# Excerpt provided:
Moose have a higher center of gravity than whitetail deer, which means they're more likely to slide across the hood and into the windshield rather than of smacking against the grill and bouncing off.

The female moose was struck first by an SUV and then run over by a sedan around 8 p.m. Friday, said Russ McKeehan, superintendent of the nearby Wildcat Hills State Recreation Area .

By that time, Darveau said, “it was darker than dark.” The sun had set more than two hours earlier.
The SUV, a 2010 GMC Acadia driven by Troy Freeburg, 62, sustained about $3,500 in damage, according to the state patrol.

Freeburg was traveling south on Highway 71 toward his home in Bushnell when the accident occurred about 10 miles south of Scottsbluff.

The sedan, a 2001 Chrysler 300, was totalled, the state patrol said. It was driven by Jeannia Morris, 44, of Harrisburg, Neb.

Neither driver could be reached for comment Monday.

Word of the collision spread quickly, and Game & Parks conservation officer Scott Brandt's phone began ringing.

“Most people wanted to know if they could salvage it,” Brandt said. “It's kind of a novelty for one thing. And of the wild and big game, it's right up there -- one of the more desirable ones as far as meat goes.”

Brandt had to turn them down.

In Nebraska, moose are protected, which means it's illegal to kill them or possess body parts from one killed in the state. Besides, Brandt and McKeehan said, the taste of the meat most likely had been ruined by the damage from the accident.

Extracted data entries
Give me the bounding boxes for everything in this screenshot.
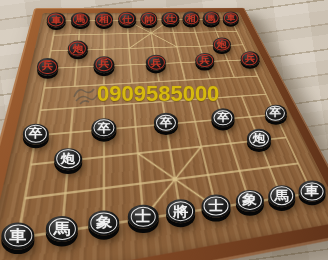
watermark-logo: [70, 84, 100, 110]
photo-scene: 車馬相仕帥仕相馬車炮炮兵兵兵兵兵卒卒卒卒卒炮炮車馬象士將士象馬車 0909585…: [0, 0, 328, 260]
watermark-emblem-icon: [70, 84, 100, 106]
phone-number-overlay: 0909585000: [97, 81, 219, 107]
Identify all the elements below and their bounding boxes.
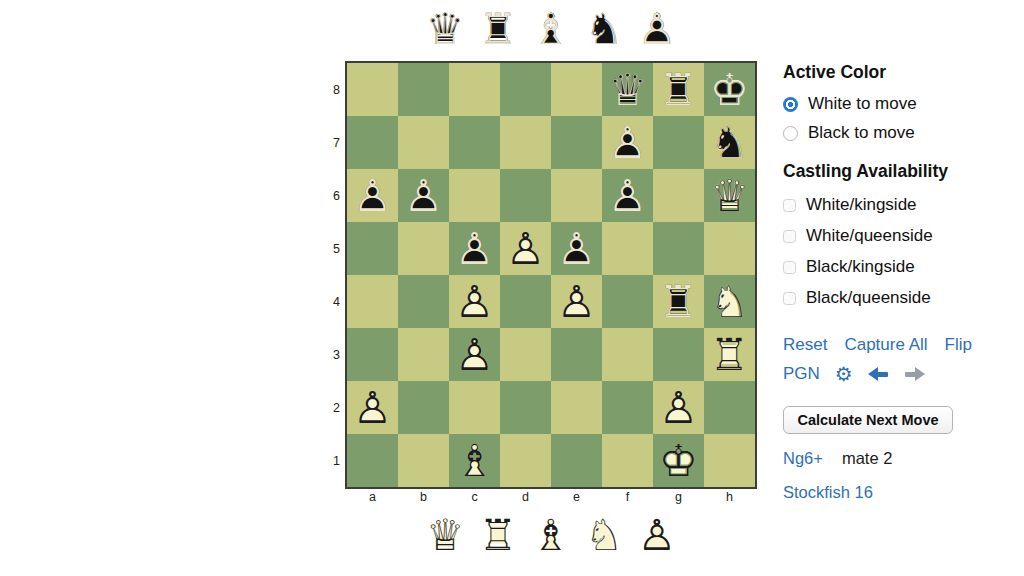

# Required task 1:
In the moose collision article, starting at "The sedan, a" and ending at "from the accident.", reproduce the passage with "crash" swapped in for "collision".
# Required task 2:
Carry on the article about the moose collision on Highway 71 from its final sentence.

# Final answer 1:
The sedan, a 2001 Chrysler 300, was totalled, the state patrol said. It was driven by Jeannia Morris, 44, of Harrisburg, Neb.

Neither driver could be reached for comment Monday.

Word of the crash spread quickly, and Game & Parks conservation officer Scott Brandt's phone began ringing.

“Most people wanted to know if they could salvage it,” Brandt said. “It's kind of a novelty for one thing. And of the wild and big game, it's right up there -- one of the more desirable ones as far as meat goes.”

Brandt had to turn them down.

In Nebraska, moose are protected, which means it's illegal to kill them or possess body parts from one killed in the state. Besides, Brandt and McKeehan said, the taste of the meat most likely had been ruined by the damage from the accident.

# Final answer 2:
The moose was so large, officials needed help removing it.

McKeehan said that Kelly Sandberg of Sandberg Implement provided a Bobcat loader. The moose was lifted onto a flatbed trailer and hauled to an “undisclosed” location.

The moose, about two to three years old, had been seen a few days earlier along the Wyoming border near Lyman.

In his 27 years with Game and Parks, Brandt said, this was only the fourth moose he can recall in the Panhandle. He said the last moose spotted in that region summered along Lake Minatare in 2008.

Nebraska generally is too warm and dry for moose, game and parks officials said. They are more common in mountainous states such as Wyoming and Montana, or where there are numerous lakes, such as Minnesota.

This moose probably was drawn to the area by the pines of the Wildcat Hills, Darveau said. It likely wouldn't have stayed long because there isn't enough food to sustain it.